◆ **Excerpted data**:
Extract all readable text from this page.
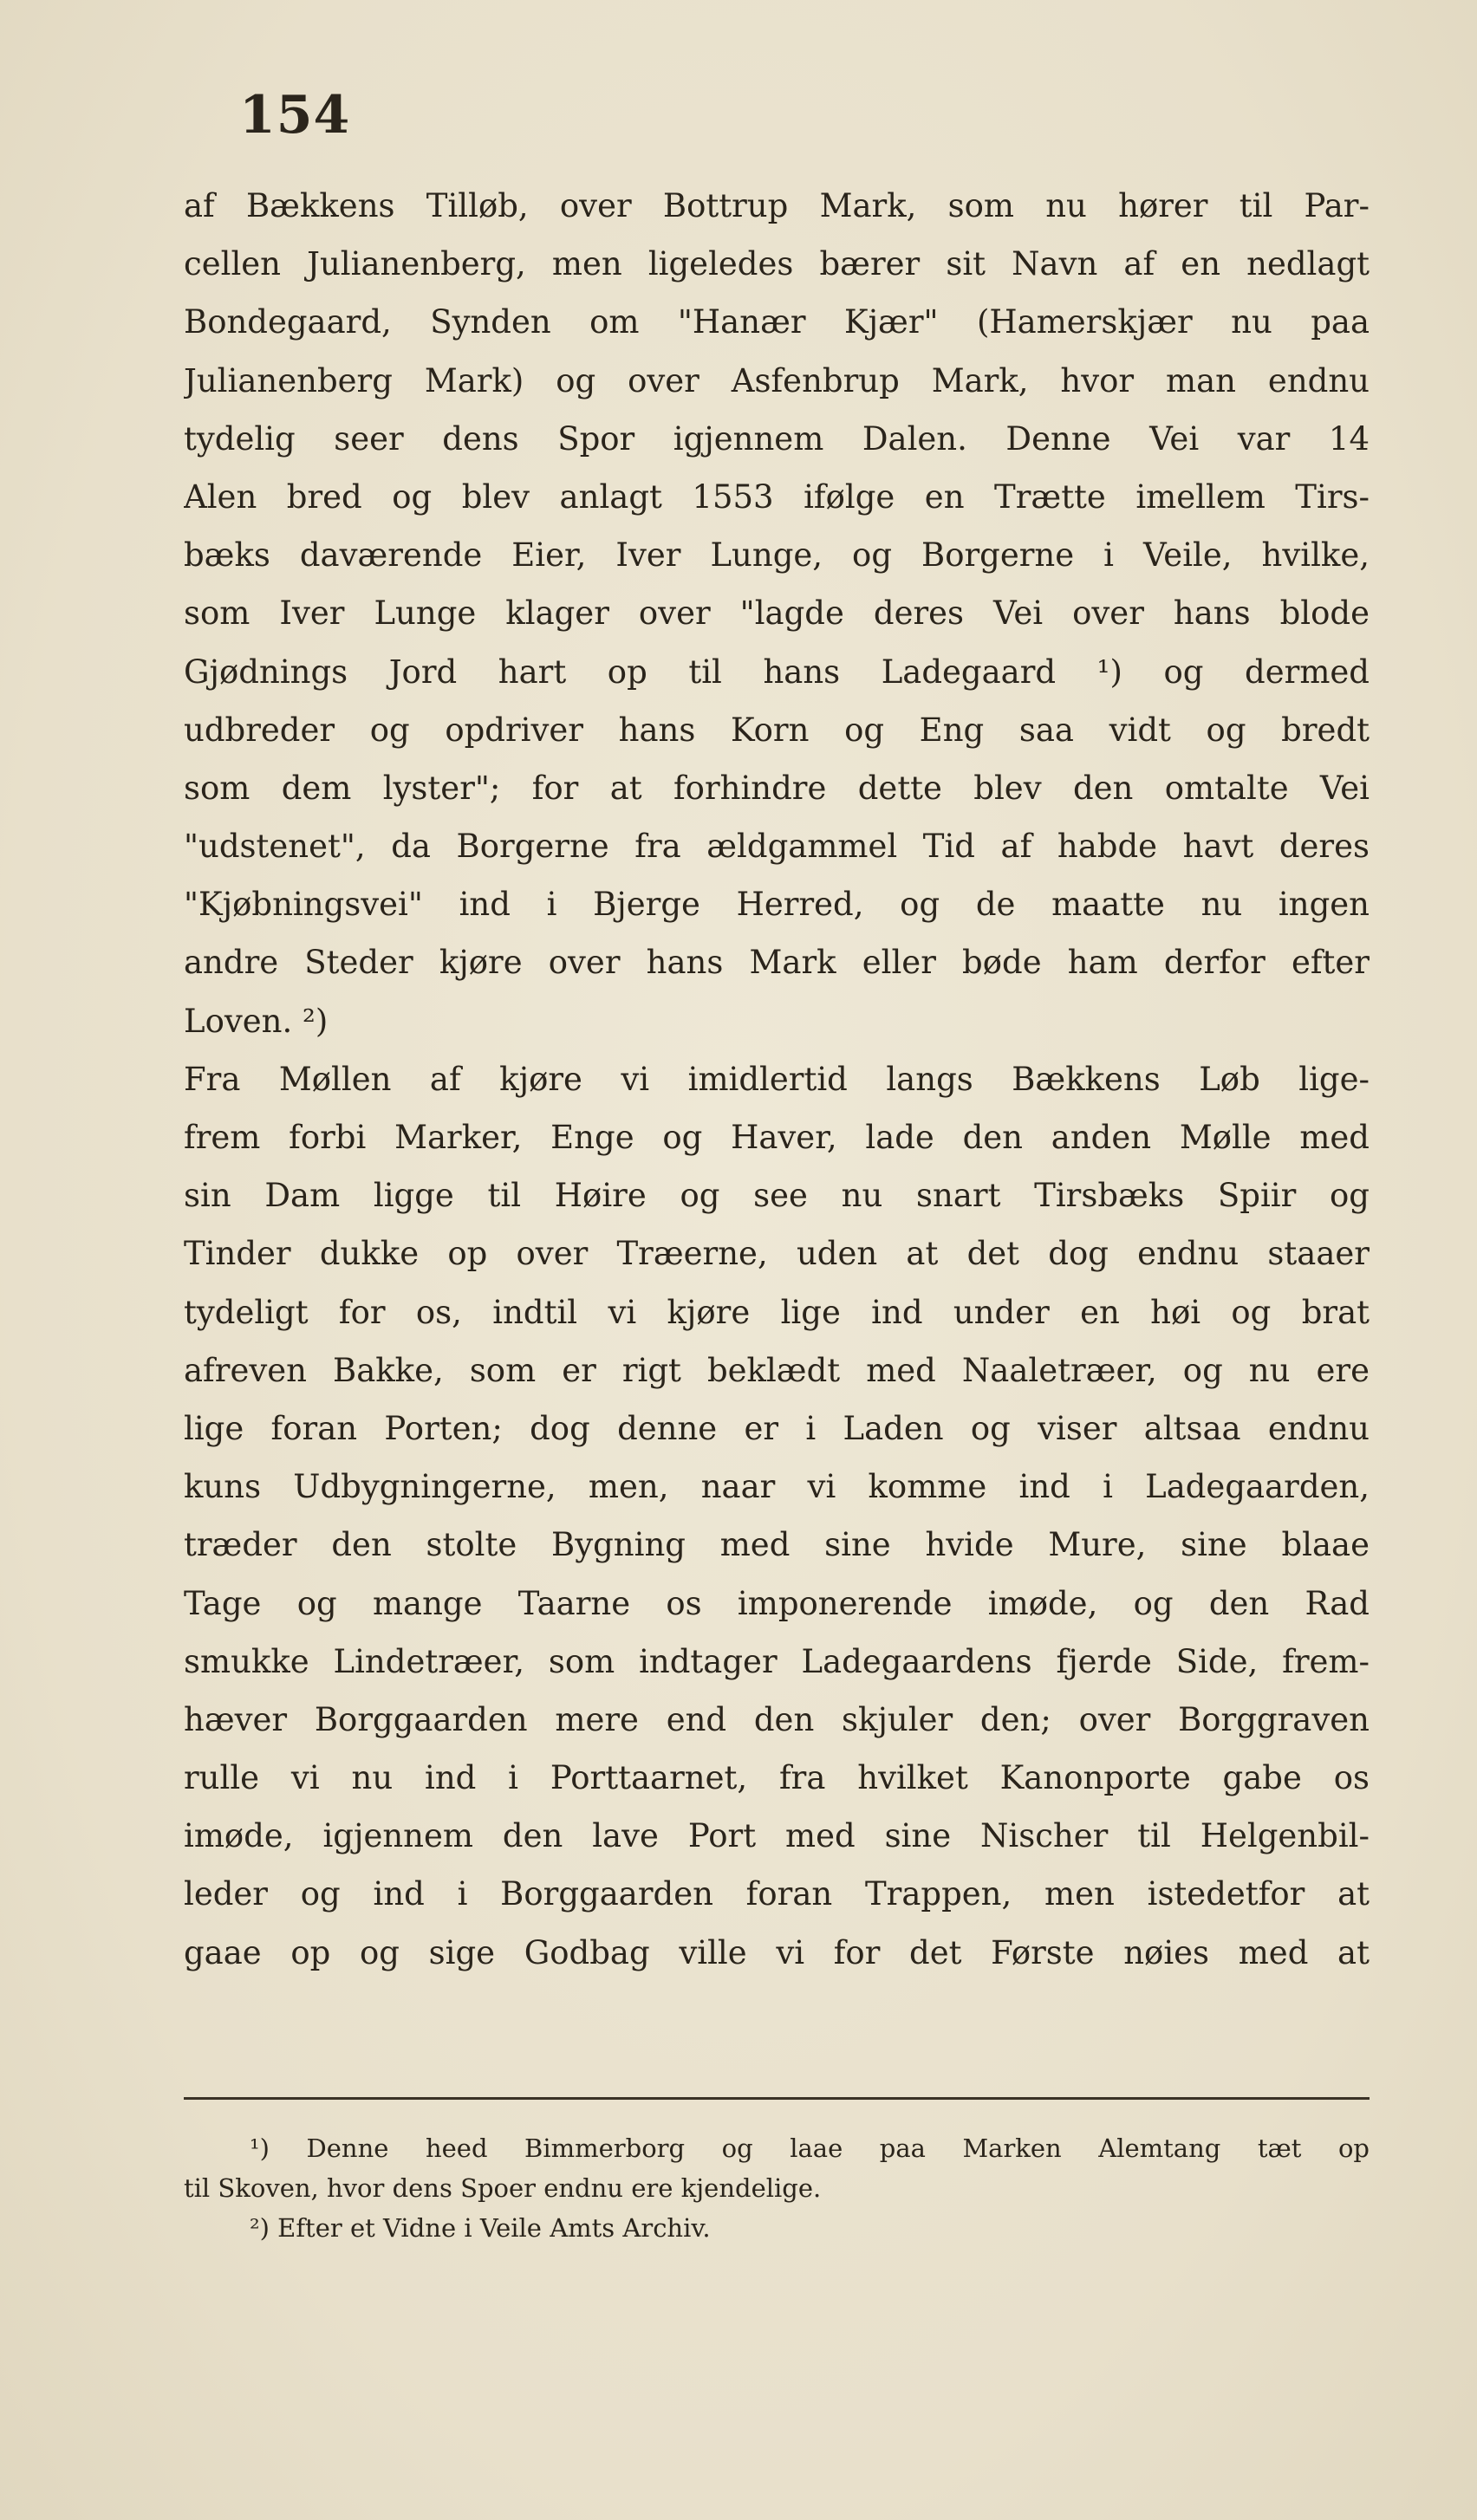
154
af Bækkens Tilløb, over Bottrup Mark, som nu hører til Par-
cellen Julianenberg, men ligeledes bærer sit Navn af en nedlagt
Bondegaard, Synden om "Hanær Kjær" (Hamerskjær nu paa
Julianenberg Mark) og over Asfenbrup Mark, hvor man endnu
tydelig seer dens Spor igjennem Dalen. Denne Vei var 14
Alen bred og blev anlagt 1553 ifølge en Trætte imellem Tirs-
bæks daværende Eier, Iver Lunge, og Borgerne i Veile, hvilke,
som Iver Lunge klager over "lagde deres Vei over hans blode
Gjødnings Jord hart op til hans Ladegaard ¹) og dermed
udbreder og opdriver hans Korn og Eng saa vidt og bredt
som dem lyster"; for at forhindre dette blev den omtalte Vei
"udstenet", da Borgerne fra ældgammel Tid af habde havt deres
"Kjøbningsvei" ind i Bjerge Herred, og de maatte nu ingen
andre Steder kjøre over hans Mark eller bøde ham derfor efter
Loven. ²)
Fra Møllen af kjøre vi imidlertid langs Bækkens Løb lige-
frem forbi Marker, Enge og Haver, lade den anden Mølle med
sin Dam ligge til Høire og see nu snart Tirsbæks Spiir og
Tinder dukke op over Træerne, uden at det dog endnu staaer
tydeligt for os, indtil vi kjøre lige ind under en høi og brat
afreven Bakke, som er rigt beklædt med Naaletræer, og nu ere
lige foran Porten; dog denne er i Laden og viser altsaa endnu
kuns Udbygningerne, men, naar vi komme ind i Ladegaarden,
træder den stolte Bygning med sine hvide Mure, sine blaae
Tage og mange Taarne os imponerende imøde, og den Rad
smukke Lindetræer, som indtager Ladegaardens fjerde Side, frem-
hæver Borggaarden mere end den skjuler den; over Borggraven
rulle vi nu ind i Porttaarnet, fra hvilket Kanonporte gabe os
imøde, igjennem den lave Port med sine Nischer til Helgenbil-
leder og ind i Borggaarden foran Trappen, men istedetfor at
gaae op og sige Godbag ville vi for det Første nøies med at
¹) Denne heed Bimmerborg og laae paa Marken Alemtang tæt op
til Skoven, hvor dens Spoer endnu ere kjendelige.
²) Efter et Vidne i Veile Amts Archiv.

◆ **Written problem**:
Leave images out of the retyped records; keep all else exact.

◆ **Task solution**:
Extract all readable text from this page.
154
af Bækkens Tilløb, over Bottrup Mark, som nu hører til Par-
cellen Julianenberg, men ligeledes bærer sit Navn af en nedlagt
Bondegaard, Synden om "Hanær Kjær" (Hamerskjær nu paa
Julianenberg Mark) og over Asfenbrup Mark, hvor man endnu
tydelig seer dens Spor igjennem Dalen. Denne Vei var 14
Alen bred og blev anlagt 1553 ifølge en Trætte imellem Tirs-
bæks daværende Eier, Iver Lunge, og Borgerne i Veile, hvilke,
som Iver Lunge klager over "lagde deres Vei over hans blode
Gjødnings Jord hart op til hans Ladegaard ¹) og dermed
udbreder og opdriver hans Korn og Eng saa vidt og bredt
som dem lyster"; for at forhindre dette blev den omtalte Vei
"udstenet", da Borgerne fra ældgammel Tid af habde havt deres
"Kjøbningsvei" ind i Bjerge Herred, og de maatte nu ingen
andre Steder kjøre over hans Mark eller bøde ham derfor efter
Loven. ²)
Fra Møllen af kjøre vi imidlertid langs Bækkens Løb lige-
frem forbi Marker, Enge og Haver, lade den anden Mølle med
sin Dam ligge til Høire og see nu snart Tirsbæks Spiir og
Tinder dukke op over Træerne, uden at det dog endnu staaer
tydeligt for os, indtil vi kjøre lige ind under en høi og brat
afreven Bakke, som er rigt beklædt med Naaletræer, og nu ere
lige foran Porten; dog denne er i Laden og viser altsaa endnu
kuns Udbygningerne, men, naar vi komme ind i Ladegaarden,
træder den stolte Bygning med sine hvide Mure, sine blaae
Tage og mange Taarne os imponerende imøde, og den Rad
smukke Lindetræer, som indtager Ladegaardens fjerde Side, frem-
hæver Borggaarden mere end den skjuler den; over Borggraven
rulle vi nu ind i Porttaarnet, fra hvilket Kanonporte gabe os
imøde, igjennem den lave Port med sine Nischer til Helgenbil-
leder og ind i Borggaarden foran Trappen, men istedetfor at
gaae op og sige Godbag ville vi for det Første nøies med at
¹) Denne heed Bimmerborg og laae paa Marken Alemtang tæt op
til Skoven, hvor dens Spoer endnu ere kjendelige.
²) Efter et Vidne i Veile Amts Archiv.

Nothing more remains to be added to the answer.